_JOB_. What is the number of lines containing the word "hankalaa"? Please answer with that number and nothing more.

Records excerpted from a collection:
>> start

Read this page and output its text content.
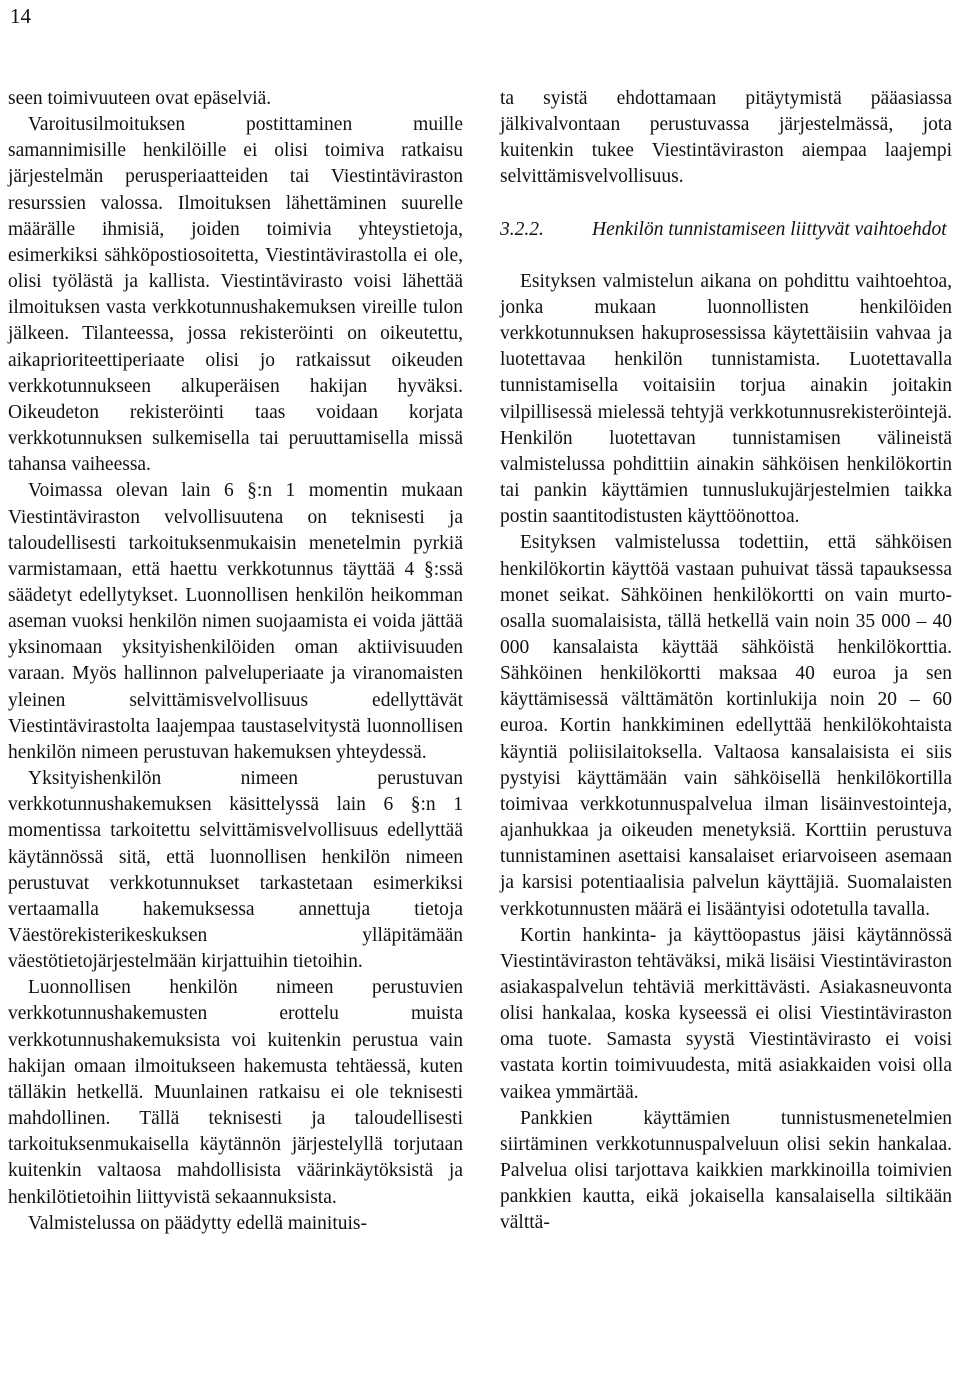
14

seen toimivuuteen ovat epäselviä.

Varoitusilmoituksen postittaminen muille samannimisille henkilöille ei olisi toimiva ratkaisu järjestelmän perusperiaatteiden tai Viestintäviraston resurssien valossa. Ilmoituksen lähettäminen suurelle määrälle ihmisiä, joiden toimivia yhteystietoja, esimerkiksi sähköpostiosoitetta, Viestintävirastolla ei ole, olisi työlästä ja kallista. Viestintävirasto voisi lähettää ilmoituksen vasta verkkotunnushakemuksen vireille tulon jälkeen. Tilanteessa, jossa rekisteröinti on oikeutettu, aikaprioriteettiperiaate olisi jo ratkaissut oikeuden verkkotunnukseen alkuperäisen hakijan hyväksi. Oikeudeton rekisteröinti taas voidaan korjata verkkotunnuksen sulkemisella tai peruuttamisella missä tahansa vaiheessa.

Voimassa olevan lain 6 §:n 1 momentin mukaan Viestintäviraston velvollisuutena on teknisesti ja taloudellisesti tarkoituksenmukaisin menetelmin pyrkiä varmistamaan, että haettu verkkotunnus täyttää 4 §:ssä säädetyt edellytykset. Luonnollisen henkilön heikomman aseman vuoksi henkilön nimen suojaamista ei voida jättää yksinomaan yksityishenkilöiden oman aktiivisuuden varaan. Myös hallinnon palveluperiaate ja viranomaisten yleinen selvittämisvelvollisuus edellyttävät Viestintävirastolta laajempaa taustaselvitystä luonnollisen henkilön nimeen perustuvan hakemuksen yhteydessä.

Yksityishenkilön nimeen perustuvan verkkotunnushakemuksen käsittelyssä lain 6 §:n 1 momentissa tarkoitettu selvittämisvelvollisuus edellyttää käytännössä sitä, että luonnollisen henkilön nimeen perustuvat verkkotunnukset tarkastetaan esimerkiksi vertaamalla hakemuksessa annettuja tietoja Väestörekisterikeskuksen ylläpitämään väestötietojärjestelmään kirjattuihin tietoihin.

Luonnollisen henkilön nimeen perustuvien verkkotunnushakemusten erottelu muista verkkotunnushakemuksista voi kuitenkin perustua vain hakijan omaan ilmoitukseen hakemusta tehtäessä, kuten tälläkin hetkellä. Muunlainen ratkaisu ei ole teknisesti mahdollinen. Tällä teknisesti ja taloudellisesti tarkoituksenmukaisella käytännön järjestelyllä torjutaan kuitenkin valtaosa mahdollisista väärinkäytöksistä ja henkilötietoihin liittyvistä sekaannuksista.

Valmistelussa on päädytty edellä mainituis-

ta syistä ehdottamaan pitäytymistä pääasiassa jälkivalvontaan perustuvassa järjestelmässä, jota kuitenkin tukee Viestintäviraston aiempaa laajempi selvittämisvelvollisuus.

3.2.2.	Henkilön tunnistamiseen liittyvät vaihtoehdot

Esityksen valmistelun aikana on pohdittu vaihtoehtoa, jonka mukaan luonnollisten henkilöiden verkkotunnuksen hakuprosessissa käytettäisiin vahvaa ja luotettavaa henkilön tunnistamista. Luotettavalla tunnistamisella voitaisiin torjua ainakin joitakin vilpillisessä mielessä tehtyjä verkkotunnusrekisteröintejä. Henkilön luotettavan tunnistamisen välineistä valmistelussa pohdittiin ainakin sähköisen henkilökortin tai pankin käyttämien tunnuslukujärjestelmien taikka postin saantitodistusten käyttöönottoa.

Esityksen valmistelussa todettiin, että sähköisen henkilökortin käyttöä vastaan puhuivat tässä tapauksessa monet seikat. Sähköinen henkilökortti on vain murto-osalla suomalaisista, tällä hetkellä vain noin 35 000 – 40 000 kansalaista käyttää sähköistä henkilökorttia. Sähköinen henkilökortti maksaa 40 euroa ja sen käyttämisessä välttämätön kortinlukija noin 20 – 60 euroa. Kortin hankkiminen edellyttää henkilökohtaista käyntiä poliisilaitoksella. Valtaosa kansalaisista ei siis pystyisi käyttämään vain sähköisellä henkilökortilla toimivaa verkkotunnuspalvelua ilman lisäinvestointeja, ajanhukkaa ja oikeuden menetyksiä. Korttiin perustuva tunnistaminen asettaisi kansalaiset eriarvoiseen asemaan ja karsisi potentiaalisia palvelun käyttäjiä. Suomalaisten verkkotunnusten määrä ei lisääntyisi odotetulla tavalla.

Kortin hankinta- ja käyttöopastus jäisi käytännössä Viestintäviraston tehtäväksi, mikä lisäisi Viestintäviraston asiakaspalvelun tehtäviä merkittävästi. Asiakasneuvonta olisi hankalaa, koska kyseessä ei olisi Viestintäviraston oma tuote. Samasta syystä Viestintävirasto ei voisi vastata kortin toimivuudesta, mitä asiakkaiden voisi olla vaikea ymmärtää.

Pankkien käyttämien tunnistusmenetelmien siirtäminen verkkotunnuspalveluun olisi sekin hankalaa. Palvelua olisi tarjottava kaikkien markkinoilla toimivien pankkien kautta, eikä jokaisella kansalaisella siltikään välttä-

>> end

_COMPLETE ANSWER_. 2